__Description of the task__. Every record that follows should be printed verbatim.

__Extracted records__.

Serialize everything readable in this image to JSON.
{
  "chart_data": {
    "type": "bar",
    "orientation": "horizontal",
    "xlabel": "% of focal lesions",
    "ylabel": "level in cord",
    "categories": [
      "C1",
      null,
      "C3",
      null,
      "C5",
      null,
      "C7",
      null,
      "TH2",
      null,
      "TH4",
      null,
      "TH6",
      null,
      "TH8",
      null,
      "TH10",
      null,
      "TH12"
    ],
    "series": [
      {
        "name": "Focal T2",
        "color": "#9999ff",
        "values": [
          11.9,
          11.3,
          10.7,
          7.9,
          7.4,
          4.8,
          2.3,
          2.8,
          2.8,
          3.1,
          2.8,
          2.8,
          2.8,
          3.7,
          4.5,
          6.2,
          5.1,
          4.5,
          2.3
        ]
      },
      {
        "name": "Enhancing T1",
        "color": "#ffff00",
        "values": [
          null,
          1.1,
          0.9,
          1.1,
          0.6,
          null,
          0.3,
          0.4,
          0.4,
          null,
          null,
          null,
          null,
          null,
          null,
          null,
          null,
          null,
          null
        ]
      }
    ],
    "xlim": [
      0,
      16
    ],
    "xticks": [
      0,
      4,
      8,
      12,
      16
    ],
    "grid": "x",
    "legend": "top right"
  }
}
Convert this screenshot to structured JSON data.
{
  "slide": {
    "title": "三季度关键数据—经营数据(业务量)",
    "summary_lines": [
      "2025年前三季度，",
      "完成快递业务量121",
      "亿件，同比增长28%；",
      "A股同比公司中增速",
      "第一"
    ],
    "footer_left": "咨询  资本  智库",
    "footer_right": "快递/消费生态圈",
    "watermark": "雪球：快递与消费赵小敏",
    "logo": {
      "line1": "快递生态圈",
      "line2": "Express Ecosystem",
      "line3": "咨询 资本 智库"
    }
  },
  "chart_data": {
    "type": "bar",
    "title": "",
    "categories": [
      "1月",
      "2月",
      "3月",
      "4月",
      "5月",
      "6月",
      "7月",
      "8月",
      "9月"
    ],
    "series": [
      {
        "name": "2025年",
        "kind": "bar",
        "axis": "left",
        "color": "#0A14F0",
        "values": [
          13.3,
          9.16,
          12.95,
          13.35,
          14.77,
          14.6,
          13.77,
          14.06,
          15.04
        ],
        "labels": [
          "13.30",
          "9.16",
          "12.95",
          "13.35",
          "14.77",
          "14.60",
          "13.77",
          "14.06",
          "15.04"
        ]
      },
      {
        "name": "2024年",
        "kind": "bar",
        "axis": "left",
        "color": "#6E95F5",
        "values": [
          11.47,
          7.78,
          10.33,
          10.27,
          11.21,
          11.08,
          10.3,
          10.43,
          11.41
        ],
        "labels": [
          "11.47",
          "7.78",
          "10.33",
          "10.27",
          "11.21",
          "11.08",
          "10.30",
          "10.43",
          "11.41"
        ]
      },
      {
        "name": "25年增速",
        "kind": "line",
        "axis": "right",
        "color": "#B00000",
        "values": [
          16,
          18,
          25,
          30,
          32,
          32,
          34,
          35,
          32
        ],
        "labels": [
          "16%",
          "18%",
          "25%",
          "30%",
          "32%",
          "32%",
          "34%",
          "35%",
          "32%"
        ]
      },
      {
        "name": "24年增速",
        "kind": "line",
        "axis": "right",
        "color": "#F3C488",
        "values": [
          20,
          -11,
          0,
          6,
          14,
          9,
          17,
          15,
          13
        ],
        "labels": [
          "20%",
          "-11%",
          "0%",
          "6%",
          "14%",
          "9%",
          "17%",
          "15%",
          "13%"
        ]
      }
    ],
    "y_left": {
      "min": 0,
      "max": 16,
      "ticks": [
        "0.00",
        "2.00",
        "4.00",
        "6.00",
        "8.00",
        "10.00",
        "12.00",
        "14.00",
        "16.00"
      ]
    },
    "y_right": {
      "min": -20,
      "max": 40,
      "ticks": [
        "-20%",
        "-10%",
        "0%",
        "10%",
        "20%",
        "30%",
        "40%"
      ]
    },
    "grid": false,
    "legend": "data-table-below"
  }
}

__Result of the task__.
Serialize everything readable in this image to JSON.
{
  "chart_data": {
    "type": "bar",
    "orientation": "horizontal",
    "xlabel": "% of focal lesions",
    "ylabel": "level in cord",
    "categories": [
      "C1",
      null,
      "C3",
      null,
      "C5",
      null,
      "C7",
      null,
      "TH2",
      null,
      "TH4",
      null,
      "TH6",
      null,
      "TH8",
      null,
      "TH10",
      null,
      "TH12"
    ],
    "series": [
      {
        "name": "Focal T2",
        "color": "#9999ff",
        "values": [
          11.9,
          11.3,
          10.7,
          7.9,
          7.4,
          4.8,
          2.3,
          2.8,
          2.8,
          3.1,
          2.8,
          2.8,
          2.8,
          3.7,
          4.5,
          6.2,
          5.1,
          4.5,
          2.3
        ]
      },
      {
        "name": "Enhancing T1",
        "color": "#ffff00",
        "values": [
          null,
          1.1,
          0.9,
          1.1,
          0.6,
          null,
          0.3,
          0.4,
          0.4,
          null,
          null,
          null,
          null,
          null,
          null,
          null,
          null,
          null,
          null
        ]
      }
    ],
    "xlim": [
      0,
      16
    ],
    "xticks": [
      0,
      4,
      8,
      12,
      16
    ],
    "grid": "x",
    "legend": "top right"
  }
}
Convert this screenshot to structured JSON data.
{
  "slide": {
    "title": "三季度关键数据—经营数据(业务量)",
    "summary_lines": [
      "2025年前三季度，",
      "完成快递业务量121",
      "亿件，同比增长28%；",
      "A股同比公司中增速",
      "第一"
    ],
    "footer_left": "咨询  资本  智库",
    "footer_right": "快递/消费生态圈",
    "watermark": "雪球：快递与消费赵小敏",
    "logo": {
      "line1": "快递生态圈",
      "line2": "Express Ecosystem",
      "line3": "咨询 资本 智库"
    }
  },
  "chart_data": {
    "type": "bar",
    "title": "",
    "categories": [
      "1月",
      "2月",
      "3月",
      "4月",
      "5月",
      "6月",
      "7月",
      "8月",
      "9月"
    ],
    "series": [
      {
        "name": "2025年",
        "kind": "bar",
        "axis": "left",
        "color": "#0A14F0",
        "values": [
          13.3,
          9.16,
          12.95,
          13.35,
          14.77,
          14.6,
          13.77,
          14.06,
          15.04
        ],
        "labels": [
          "13.30",
          "9.16",
          "12.95",
          "13.35",
          "14.77",
          "14.60",
          "13.77",
          "14.06",
          "15.04"
        ]
      },
      {
        "name": "2024年",
        "kind": "bar",
        "axis": "left",
        "color": "#6E95F5",
        "values": [
          11.47,
          7.78,
          10.33,
          10.27,
          11.21,
          11.08,
          10.3,
          10.43,
          11.41
        ],
        "labels": [
          "11.47",
          "7.78",
          "10.33",
          "10.27",
          "11.21",
          "11.08",
          "10.30",
          "10.43",
          "11.41"
        ]
      },
      {
        "name": "25年增速",
        "kind": "line",
        "axis": "right",
        "color": "#B00000",
        "values": [
          16,
          18,
          25,
          30,
          32,
          32,
          34,
          35,
          32
        ],
        "labels": [
          "16%",
          "18%",
          "25%",
          "30%",
          "32%",
          "32%",
          "34%",
          "35%",
          "32%"
        ]
      },
      {
        "name": "24年增速",
        "kind": "line",
        "axis": "right",
        "color": "#F3C488",
        "values": [
          20,
          -11,
          0,
          6,
          14,
          9,
          17,
          15,
          13
        ],
        "labels": [
          "20%",
          "-11%",
          "0%",
          "6%",
          "14%",
          "9%",
          "17%",
          "15%",
          "13%"
        ]
      }
    ],
    "y_left": {
      "min": 0,
      "max": 16,
      "ticks": [
        "0.00",
        "2.00",
        "4.00",
        "6.00",
        "8.00",
        "10.00",
        "12.00",
        "14.00",
        "16.00"
      ]
    },
    "y_right": {
      "min": -20,
      "max": 40,
      "ticks": [
        "-20%",
        "-10%",
        "0%",
        "10%",
        "20%",
        "30%",
        "40%"
      ]
    },
    "grid": false,
    "legend": "data-table-below"
  }
}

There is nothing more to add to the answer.